Rename "stat-row" to "stats-row" in the stretch of the listing below from its first line through the line containing "away-value: 15 [425, 155, 439, 169]". Give back only those lines, with nothing else changed.

→ Materials provided
····················

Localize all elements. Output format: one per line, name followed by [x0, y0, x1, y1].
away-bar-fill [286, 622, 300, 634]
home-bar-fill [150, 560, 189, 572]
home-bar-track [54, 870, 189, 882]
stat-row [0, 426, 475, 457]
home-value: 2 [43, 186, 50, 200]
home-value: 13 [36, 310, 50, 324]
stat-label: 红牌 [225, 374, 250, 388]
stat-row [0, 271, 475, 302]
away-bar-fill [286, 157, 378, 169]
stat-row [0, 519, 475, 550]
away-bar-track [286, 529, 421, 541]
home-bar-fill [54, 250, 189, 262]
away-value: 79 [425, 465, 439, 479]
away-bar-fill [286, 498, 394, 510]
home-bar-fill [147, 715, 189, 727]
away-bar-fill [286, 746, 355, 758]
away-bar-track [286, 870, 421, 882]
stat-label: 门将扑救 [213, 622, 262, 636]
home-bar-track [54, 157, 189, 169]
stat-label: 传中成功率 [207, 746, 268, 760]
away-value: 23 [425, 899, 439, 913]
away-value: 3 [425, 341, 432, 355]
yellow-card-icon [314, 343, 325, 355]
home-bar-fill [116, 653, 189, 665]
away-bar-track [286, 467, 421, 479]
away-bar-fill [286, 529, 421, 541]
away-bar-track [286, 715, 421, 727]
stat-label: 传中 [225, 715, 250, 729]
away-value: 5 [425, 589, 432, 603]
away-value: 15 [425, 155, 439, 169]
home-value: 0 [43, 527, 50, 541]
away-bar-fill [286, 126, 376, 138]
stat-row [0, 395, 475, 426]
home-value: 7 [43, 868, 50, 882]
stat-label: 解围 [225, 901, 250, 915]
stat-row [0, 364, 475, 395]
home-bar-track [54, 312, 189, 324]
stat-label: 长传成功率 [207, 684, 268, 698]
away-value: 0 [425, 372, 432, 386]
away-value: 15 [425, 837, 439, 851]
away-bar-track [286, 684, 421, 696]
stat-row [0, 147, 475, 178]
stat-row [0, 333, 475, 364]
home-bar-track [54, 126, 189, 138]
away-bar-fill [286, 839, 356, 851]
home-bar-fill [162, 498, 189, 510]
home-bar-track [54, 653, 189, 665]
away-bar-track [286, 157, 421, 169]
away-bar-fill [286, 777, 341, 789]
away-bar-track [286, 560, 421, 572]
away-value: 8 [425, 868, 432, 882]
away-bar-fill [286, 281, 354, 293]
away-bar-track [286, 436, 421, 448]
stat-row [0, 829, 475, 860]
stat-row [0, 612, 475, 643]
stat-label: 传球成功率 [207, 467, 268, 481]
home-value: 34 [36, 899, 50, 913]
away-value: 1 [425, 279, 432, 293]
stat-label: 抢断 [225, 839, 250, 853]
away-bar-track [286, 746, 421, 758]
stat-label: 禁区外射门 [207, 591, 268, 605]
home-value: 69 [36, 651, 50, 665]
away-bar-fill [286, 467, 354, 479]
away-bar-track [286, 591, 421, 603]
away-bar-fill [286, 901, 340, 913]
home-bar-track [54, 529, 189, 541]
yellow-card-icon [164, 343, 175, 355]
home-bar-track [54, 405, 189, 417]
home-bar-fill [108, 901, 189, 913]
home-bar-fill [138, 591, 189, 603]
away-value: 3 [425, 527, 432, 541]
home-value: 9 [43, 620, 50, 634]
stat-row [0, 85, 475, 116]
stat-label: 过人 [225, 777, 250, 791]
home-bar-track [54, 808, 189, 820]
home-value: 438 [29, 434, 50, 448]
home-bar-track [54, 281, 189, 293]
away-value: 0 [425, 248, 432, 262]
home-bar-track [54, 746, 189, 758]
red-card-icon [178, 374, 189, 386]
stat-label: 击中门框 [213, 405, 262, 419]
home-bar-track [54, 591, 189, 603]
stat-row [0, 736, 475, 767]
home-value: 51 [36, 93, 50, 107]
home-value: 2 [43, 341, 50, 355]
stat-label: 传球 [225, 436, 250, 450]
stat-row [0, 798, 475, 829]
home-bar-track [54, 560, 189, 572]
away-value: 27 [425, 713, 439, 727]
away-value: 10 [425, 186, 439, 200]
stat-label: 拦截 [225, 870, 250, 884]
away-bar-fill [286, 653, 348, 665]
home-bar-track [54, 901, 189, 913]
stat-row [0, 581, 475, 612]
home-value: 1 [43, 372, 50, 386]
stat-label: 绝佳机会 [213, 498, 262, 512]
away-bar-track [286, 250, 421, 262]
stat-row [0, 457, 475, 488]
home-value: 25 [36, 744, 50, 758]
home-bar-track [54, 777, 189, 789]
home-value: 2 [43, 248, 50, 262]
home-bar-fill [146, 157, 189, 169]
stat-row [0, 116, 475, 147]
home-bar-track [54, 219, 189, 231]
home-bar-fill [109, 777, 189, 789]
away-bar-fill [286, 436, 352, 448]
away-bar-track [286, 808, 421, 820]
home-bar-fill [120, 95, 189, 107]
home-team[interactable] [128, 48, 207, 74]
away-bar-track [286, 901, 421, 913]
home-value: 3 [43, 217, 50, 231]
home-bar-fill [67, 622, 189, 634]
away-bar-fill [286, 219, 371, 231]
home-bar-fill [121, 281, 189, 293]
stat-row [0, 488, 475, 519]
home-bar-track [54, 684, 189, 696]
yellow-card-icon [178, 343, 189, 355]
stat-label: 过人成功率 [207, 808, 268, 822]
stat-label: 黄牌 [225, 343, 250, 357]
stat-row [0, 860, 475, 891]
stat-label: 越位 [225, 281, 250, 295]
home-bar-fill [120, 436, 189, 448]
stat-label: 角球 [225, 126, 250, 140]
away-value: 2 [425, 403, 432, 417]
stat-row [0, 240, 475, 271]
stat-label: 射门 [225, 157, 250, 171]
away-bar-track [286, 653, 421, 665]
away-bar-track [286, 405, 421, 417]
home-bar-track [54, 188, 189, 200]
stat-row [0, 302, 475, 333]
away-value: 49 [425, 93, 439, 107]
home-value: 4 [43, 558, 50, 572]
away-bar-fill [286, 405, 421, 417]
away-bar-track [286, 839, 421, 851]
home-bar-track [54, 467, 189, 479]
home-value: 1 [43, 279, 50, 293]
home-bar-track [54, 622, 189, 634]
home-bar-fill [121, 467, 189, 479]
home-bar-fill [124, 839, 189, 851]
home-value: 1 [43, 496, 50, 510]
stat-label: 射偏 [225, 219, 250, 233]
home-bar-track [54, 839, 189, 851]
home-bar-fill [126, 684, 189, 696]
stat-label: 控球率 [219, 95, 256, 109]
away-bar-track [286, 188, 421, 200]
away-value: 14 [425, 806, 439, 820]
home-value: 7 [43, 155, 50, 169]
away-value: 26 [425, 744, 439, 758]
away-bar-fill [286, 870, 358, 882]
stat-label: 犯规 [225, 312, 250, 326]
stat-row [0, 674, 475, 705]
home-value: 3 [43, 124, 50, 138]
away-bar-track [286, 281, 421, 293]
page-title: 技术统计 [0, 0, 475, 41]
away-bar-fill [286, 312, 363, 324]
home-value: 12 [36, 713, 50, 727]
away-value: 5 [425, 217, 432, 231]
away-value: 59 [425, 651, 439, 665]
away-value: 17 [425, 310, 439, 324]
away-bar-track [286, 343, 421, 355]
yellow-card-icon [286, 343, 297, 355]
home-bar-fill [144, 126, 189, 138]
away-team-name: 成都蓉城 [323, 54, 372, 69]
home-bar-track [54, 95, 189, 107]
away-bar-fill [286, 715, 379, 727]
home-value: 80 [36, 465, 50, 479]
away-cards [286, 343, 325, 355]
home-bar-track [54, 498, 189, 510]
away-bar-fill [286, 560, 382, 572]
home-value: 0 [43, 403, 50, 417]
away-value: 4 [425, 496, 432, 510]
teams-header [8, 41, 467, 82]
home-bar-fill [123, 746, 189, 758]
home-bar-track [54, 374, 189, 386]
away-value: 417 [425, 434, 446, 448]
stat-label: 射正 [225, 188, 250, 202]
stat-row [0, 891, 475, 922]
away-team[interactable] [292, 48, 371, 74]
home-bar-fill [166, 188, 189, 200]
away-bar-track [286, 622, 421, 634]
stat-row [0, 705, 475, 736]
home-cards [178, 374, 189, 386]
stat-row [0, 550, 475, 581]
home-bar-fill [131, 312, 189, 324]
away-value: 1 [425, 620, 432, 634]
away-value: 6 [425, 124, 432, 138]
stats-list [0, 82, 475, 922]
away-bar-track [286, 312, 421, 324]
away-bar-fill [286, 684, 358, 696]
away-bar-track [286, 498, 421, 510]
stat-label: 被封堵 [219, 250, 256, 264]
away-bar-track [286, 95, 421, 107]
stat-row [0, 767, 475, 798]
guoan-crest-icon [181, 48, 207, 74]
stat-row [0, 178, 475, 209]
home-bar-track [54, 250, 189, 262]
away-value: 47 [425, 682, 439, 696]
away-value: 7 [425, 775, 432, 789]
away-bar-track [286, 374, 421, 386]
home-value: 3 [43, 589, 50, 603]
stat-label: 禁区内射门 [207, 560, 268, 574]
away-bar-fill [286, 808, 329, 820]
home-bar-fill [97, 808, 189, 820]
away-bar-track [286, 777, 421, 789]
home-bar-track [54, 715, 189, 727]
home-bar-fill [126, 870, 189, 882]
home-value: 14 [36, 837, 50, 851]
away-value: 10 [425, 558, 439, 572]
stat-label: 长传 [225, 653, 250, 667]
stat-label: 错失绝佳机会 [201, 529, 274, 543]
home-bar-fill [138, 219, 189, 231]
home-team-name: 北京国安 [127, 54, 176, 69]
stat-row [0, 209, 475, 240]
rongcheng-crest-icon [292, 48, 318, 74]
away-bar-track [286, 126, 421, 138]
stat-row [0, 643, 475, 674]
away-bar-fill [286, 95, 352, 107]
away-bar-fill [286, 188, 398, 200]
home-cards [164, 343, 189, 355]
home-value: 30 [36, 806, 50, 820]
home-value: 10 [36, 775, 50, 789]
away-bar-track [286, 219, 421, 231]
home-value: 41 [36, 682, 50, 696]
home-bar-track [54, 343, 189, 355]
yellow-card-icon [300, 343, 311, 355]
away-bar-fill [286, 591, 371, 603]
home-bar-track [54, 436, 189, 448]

····················

→ Output
Localize all elements. Output format: one per line, name followed by [x0, y0, x1, y1].
away-bar-fill [286, 622, 300, 634]
home-bar-fill [150, 560, 189, 572]
home-bar-track [54, 870, 189, 882]
stats-row [0, 426, 475, 457]
home-value: 2 [43, 186, 50, 200]
home-value: 13 [36, 310, 50, 324]
stat-label: 红牌 [225, 374, 250, 388]
stats-row [0, 271, 475, 302]
away-bar-fill [286, 157, 378, 169]
stats-row [0, 519, 475, 550]
away-bar-track [286, 529, 421, 541]
home-bar-fill [54, 250, 189, 262]
away-value: 79 [425, 465, 439, 479]
away-bar-fill [286, 498, 394, 510]
home-bar-fill [147, 715, 189, 727]
away-bar-fill [286, 746, 355, 758]
away-bar-track [286, 870, 421, 882]
stat-label: 门将扑救 [213, 622, 262, 636]
home-bar-track [54, 157, 189, 169]
stat-label: 传中成功率 [207, 746, 268, 760]
away-value: 23 [425, 899, 439, 913]
away-value: 3 [425, 341, 432, 355]
yellow-card-icon [314, 343, 325, 355]
home-bar-fill [116, 653, 189, 665]
away-bar-track [286, 467, 421, 479]
away-bar-fill [286, 529, 421, 541]
away-bar-track [286, 715, 421, 727]
stat-label: 传中 [225, 715, 250, 729]
away-value: 5 [425, 589, 432, 603]
away-value: 15 [425, 155, 439, 169]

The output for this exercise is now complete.